═════ Provided data ═════
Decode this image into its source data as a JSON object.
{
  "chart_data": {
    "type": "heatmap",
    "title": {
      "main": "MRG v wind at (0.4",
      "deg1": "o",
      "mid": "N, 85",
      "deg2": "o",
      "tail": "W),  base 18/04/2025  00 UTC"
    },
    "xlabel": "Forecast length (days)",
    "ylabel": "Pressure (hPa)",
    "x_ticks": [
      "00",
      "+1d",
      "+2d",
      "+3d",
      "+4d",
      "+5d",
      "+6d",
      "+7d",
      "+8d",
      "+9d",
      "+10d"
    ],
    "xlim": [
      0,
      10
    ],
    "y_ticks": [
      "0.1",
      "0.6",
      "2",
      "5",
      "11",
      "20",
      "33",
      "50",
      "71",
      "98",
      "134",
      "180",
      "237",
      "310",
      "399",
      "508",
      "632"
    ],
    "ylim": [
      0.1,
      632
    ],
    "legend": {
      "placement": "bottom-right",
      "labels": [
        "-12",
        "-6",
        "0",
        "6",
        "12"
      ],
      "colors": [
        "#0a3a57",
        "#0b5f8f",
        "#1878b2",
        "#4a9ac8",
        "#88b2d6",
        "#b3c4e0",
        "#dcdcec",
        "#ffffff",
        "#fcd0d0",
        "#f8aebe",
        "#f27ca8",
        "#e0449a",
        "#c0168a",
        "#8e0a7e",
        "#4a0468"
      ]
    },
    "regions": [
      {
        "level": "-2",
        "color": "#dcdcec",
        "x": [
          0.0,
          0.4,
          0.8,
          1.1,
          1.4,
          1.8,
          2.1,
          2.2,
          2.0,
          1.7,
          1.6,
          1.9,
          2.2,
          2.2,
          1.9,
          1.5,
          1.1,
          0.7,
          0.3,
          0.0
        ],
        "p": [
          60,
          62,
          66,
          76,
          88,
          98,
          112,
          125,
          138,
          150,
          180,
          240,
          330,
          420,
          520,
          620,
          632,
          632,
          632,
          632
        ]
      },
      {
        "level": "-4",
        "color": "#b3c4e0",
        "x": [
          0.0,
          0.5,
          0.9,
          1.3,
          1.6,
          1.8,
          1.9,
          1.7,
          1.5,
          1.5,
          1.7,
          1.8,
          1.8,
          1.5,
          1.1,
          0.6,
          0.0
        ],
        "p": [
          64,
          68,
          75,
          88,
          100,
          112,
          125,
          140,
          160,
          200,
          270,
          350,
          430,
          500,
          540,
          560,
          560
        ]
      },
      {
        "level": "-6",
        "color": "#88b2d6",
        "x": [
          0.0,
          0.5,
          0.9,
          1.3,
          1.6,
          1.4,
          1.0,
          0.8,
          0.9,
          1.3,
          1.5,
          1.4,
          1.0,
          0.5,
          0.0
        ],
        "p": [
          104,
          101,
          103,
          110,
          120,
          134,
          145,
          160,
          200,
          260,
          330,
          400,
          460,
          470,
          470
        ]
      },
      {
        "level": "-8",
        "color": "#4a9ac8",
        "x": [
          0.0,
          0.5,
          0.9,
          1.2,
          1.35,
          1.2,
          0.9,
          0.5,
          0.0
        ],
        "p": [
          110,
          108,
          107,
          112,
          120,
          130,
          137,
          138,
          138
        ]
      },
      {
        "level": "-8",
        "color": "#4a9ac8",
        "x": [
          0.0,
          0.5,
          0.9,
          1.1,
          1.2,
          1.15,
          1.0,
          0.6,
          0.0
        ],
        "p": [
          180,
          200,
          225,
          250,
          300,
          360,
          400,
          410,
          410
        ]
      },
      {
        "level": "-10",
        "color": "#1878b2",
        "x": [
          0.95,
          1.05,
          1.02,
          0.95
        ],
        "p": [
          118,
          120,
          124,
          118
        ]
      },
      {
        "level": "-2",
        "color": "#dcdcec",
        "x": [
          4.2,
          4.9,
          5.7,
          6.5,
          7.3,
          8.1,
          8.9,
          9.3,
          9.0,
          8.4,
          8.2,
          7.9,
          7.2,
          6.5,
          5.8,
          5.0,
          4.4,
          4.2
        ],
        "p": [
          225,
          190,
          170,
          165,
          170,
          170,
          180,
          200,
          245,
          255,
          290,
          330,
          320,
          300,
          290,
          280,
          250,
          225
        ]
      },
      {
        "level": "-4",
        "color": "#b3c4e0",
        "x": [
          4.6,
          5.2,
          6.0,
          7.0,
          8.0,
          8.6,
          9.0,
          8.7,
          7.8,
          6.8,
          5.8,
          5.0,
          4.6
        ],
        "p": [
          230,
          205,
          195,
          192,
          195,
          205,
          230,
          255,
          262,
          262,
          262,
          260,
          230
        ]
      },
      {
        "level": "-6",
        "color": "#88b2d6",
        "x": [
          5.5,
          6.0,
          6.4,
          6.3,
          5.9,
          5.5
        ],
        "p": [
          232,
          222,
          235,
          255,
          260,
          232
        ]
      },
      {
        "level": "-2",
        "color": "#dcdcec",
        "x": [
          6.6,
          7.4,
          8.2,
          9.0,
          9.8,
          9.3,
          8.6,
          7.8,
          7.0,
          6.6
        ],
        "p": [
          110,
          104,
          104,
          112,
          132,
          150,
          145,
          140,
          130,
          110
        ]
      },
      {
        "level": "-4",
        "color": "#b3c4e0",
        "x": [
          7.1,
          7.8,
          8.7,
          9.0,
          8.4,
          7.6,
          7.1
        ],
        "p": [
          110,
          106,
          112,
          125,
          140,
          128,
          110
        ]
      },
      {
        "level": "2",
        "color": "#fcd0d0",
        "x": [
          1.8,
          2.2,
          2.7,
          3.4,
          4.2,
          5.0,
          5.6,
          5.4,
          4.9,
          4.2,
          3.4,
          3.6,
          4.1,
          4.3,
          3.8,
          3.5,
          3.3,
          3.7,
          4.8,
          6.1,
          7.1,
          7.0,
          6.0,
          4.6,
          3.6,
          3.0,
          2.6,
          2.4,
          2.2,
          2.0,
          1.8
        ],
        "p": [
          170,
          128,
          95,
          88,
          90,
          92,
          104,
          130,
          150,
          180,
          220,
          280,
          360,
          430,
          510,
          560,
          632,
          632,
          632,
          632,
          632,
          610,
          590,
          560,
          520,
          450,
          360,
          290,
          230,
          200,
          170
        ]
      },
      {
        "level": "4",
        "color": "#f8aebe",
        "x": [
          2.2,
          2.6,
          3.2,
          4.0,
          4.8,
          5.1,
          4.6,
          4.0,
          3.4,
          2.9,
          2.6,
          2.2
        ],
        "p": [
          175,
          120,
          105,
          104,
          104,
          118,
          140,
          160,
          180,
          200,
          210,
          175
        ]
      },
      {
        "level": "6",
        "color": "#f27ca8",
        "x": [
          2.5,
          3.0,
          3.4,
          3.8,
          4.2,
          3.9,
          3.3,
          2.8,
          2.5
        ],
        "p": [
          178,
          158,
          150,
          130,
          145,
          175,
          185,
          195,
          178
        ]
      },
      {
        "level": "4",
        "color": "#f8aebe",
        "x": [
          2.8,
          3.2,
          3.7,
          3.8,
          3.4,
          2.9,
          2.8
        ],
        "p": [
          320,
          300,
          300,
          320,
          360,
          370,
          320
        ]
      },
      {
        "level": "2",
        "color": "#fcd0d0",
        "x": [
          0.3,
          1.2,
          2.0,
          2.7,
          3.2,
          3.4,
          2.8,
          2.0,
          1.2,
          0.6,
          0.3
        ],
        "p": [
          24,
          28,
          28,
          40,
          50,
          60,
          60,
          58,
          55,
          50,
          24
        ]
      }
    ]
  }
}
═════
#### What the task requires:
Write out the whole listing again, exactly as it stands.

#### Problem solution:
Decode this image into its source data as a JSON object.
{
  "chart_data": {
    "type": "heatmap",
    "title": {
      "main": "MRG v wind at (0.4",
      "deg1": "o",
      "mid": "N, 85",
      "deg2": "o",
      "tail": "W),  base 18/04/2025  00 UTC"
    },
    "xlabel": "Forecast length (days)",
    "ylabel": "Pressure (hPa)",
    "x_ticks": [
      "00",
      "+1d",
      "+2d",
      "+3d",
      "+4d",
      "+5d",
      "+6d",
      "+7d",
      "+8d",
      "+9d",
      "+10d"
    ],
    "xlim": [
      0,
      10
    ],
    "y_ticks": [
      "0.1",
      "0.6",
      "2",
      "5",
      "11",
      "20",
      "33",
      "50",
      "71",
      "98",
      "134",
      "180",
      "237",
      "310",
      "399",
      "508",
      "632"
    ],
    "ylim": [
      0.1,
      632
    ],
    "legend": {
      "placement": "bottom-right",
      "labels": [
        "-12",
        "-6",
        "0",
        "6",
        "12"
      ],
      "colors": [
        "#0a3a57",
        "#0b5f8f",
        "#1878b2",
        "#4a9ac8",
        "#88b2d6",
        "#b3c4e0",
        "#dcdcec",
        "#ffffff",
        "#fcd0d0",
        "#f8aebe",
        "#f27ca8",
        "#e0449a",
        "#c0168a",
        "#8e0a7e",
        "#4a0468"
      ]
    },
    "regions": [
      {
        "level": "-2",
        "color": "#dcdcec",
        "x": [
          0.0,
          0.4,
          0.8,
          1.1,
          1.4,
          1.8,
          2.1,
          2.2,
          2.0,
          1.7,
          1.6,
          1.9,
          2.2,
          2.2,
          1.9,
          1.5,
          1.1,
          0.7,
          0.3,
          0.0
        ],
        "p": [
          60,
          62,
          66,
          76,
          88,
          98,
          112,
          125,
          138,
          150,
          180,
          240,
          330,
          420,
          520,
          620,
          632,
          632,
          632,
          632
        ]
      },
      {
        "level": "-4",
        "color": "#b3c4e0",
        "x": [
          0.0,
          0.5,
          0.9,
          1.3,
          1.6,
          1.8,
          1.9,
          1.7,
          1.5,
          1.5,
          1.7,
          1.8,
          1.8,
          1.5,
          1.1,
          0.6,
          0.0
        ],
        "p": [
          64,
          68,
          75,
          88,
          100,
          112,
          125,
          140,
          160,
          200,
          270,
          350,
          430,
          500,
          540,
          560,
          560
        ]
      },
      {
        "level": "-6",
        "color": "#88b2d6",
        "x": [
          0.0,
          0.5,
          0.9,
          1.3,
          1.6,
          1.4,
          1.0,
          0.8,
          0.9,
          1.3,
          1.5,
          1.4,
          1.0,
          0.5,
          0.0
        ],
        "p": [
          104,
          101,
          103,
          110,
          120,
          134,
          145,
          160,
          200,
          260,
          330,
          400,
          460,
          470,
          470
        ]
      },
      {
        "level": "-8",
        "color": "#4a9ac8",
        "x": [
          0.0,
          0.5,
          0.9,
          1.2,
          1.35,
          1.2,
          0.9,
          0.5,
          0.0
        ],
        "p": [
          110,
          108,
          107,
          112,
          120,
          130,
          137,
          138,
          138
        ]
      },
      {
        "level": "-8",
        "color": "#4a9ac8",
        "x": [
          0.0,
          0.5,
          0.9,
          1.1,
          1.2,
          1.15,
          1.0,
          0.6,
          0.0
        ],
        "p": [
          180,
          200,
          225,
          250,
          300,
          360,
          400,
          410,
          410
        ]
      },
      {
        "level": "-10",
        "color": "#1878b2",
        "x": [
          0.95,
          1.05,
          1.02,
          0.95
        ],
        "p": [
          118,
          120,
          124,
          118
        ]
      },
      {
        "level": "-2",
        "color": "#dcdcec",
        "x": [
          4.2,
          4.9,
          5.7,
          6.5,
          7.3,
          8.1,
          8.9,
          9.3,
          9.0,
          8.4,
          8.2,
          7.9,
          7.2,
          6.5,
          5.8,
          5.0,
          4.4,
          4.2
        ],
        "p": [
          225,
          190,
          170,
          165,
          170,
          170,
          180,
          200,
          245,
          255,
          290,
          330,
          320,
          300,
          290,
          280,
          250,
          225
        ]
      },
      {
        "level": "-4",
        "color": "#b3c4e0",
        "x": [
          4.6,
          5.2,
          6.0,
          7.0,
          8.0,
          8.6,
          9.0,
          8.7,
          7.8,
          6.8,
          5.8,
          5.0,
          4.6
        ],
        "p": [
          230,
          205,
          195,
          192,
          195,
          205,
          230,
          255,
          262,
          262,
          262,
          260,
          230
        ]
      },
      {
        "level": "-6",
        "color": "#88b2d6",
        "x": [
          5.5,
          6.0,
          6.4,
          6.3,
          5.9,
          5.5
        ],
        "p": [
          232,
          222,
          235,
          255,
          260,
          232
        ]
      },
      {
        "level": "-2",
        "color": "#dcdcec",
        "x": [
          6.6,
          7.4,
          8.2,
          9.0,
          9.8,
          9.3,
          8.6,
          7.8,
          7.0,
          6.6
        ],
        "p": [
          110,
          104,
          104,
          112,
          132,
          150,
          145,
          140,
          130,
          110
        ]
      },
      {
        "level": "-4",
        "color": "#b3c4e0",
        "x": [
          7.1,
          7.8,
          8.7,
          9.0,
          8.4,
          7.6,
          7.1
        ],
        "p": [
          110,
          106,
          112,
          125,
          140,
          128,
          110
        ]
      },
      {
        "level": "2",
        "color": "#fcd0d0",
        "x": [
          1.8,
          2.2,
          2.7,
          3.4,
          4.2,
          5.0,
          5.6,
          5.4,
          4.9,
          4.2,
          3.4,
          3.6,
          4.1,
          4.3,
          3.8,
          3.5,
          3.3,
          3.7,
          4.8,
          6.1,
          7.1,
          7.0,
          6.0,
          4.6,
          3.6,
          3.0,
          2.6,
          2.4,
          2.2,
          2.0,
          1.8
        ],
        "p": [
          170,
          128,
          95,
          88,
          90,
          92,
          104,
          130,
          150,
          180,
          220,
          280,
          360,
          430,
          510,
          560,
          632,
          632,
          632,
          632,
          632,
          610,
          590,
          560,
          520,
          450,
          360,
          290,
          230,
          200,
          170
        ]
      },
      {
        "level": "4",
        "color": "#f8aebe",
        "x": [
          2.2,
          2.6,
          3.2,
          4.0,
          4.8,
          5.1,
          4.6,
          4.0,
          3.4,
          2.9,
          2.6,
          2.2
        ],
        "p": [
          175,
          120,
          105,
          104,
          104,
          118,
          140,
          160,
          180,
          200,
          210,
          175
        ]
      },
      {
        "level": "6",
        "color": "#f27ca8",
        "x": [
          2.5,
          3.0,
          3.4,
          3.8,
          4.2,
          3.9,
          3.3,
          2.8,
          2.5
        ],
        "p": [
          178,
          158,
          150,
          130,
          145,
          175,
          185,
          195,
          178
        ]
      },
      {
        "level": "4",
        "color": "#f8aebe",
        "x": [
          2.8,
          3.2,
          3.7,
          3.8,
          3.4,
          2.9,
          2.8
        ],
        "p": [
          320,
          300,
          300,
          320,
          360,
          370,
          320
        ]
      },
      {
        "level": "2",
        "color": "#fcd0d0",
        "x": [
          0.3,
          1.2,
          2.0,
          2.7,
          3.2,
          3.4,
          2.8,
          2.0,
          1.2,
          0.6,
          0.3
        ],
        "p": [
          24,
          28,
          28,
          40,
          50,
          60,
          60,
          58,
          55,
          50,
          24
        ]
      }
    ]
  }
}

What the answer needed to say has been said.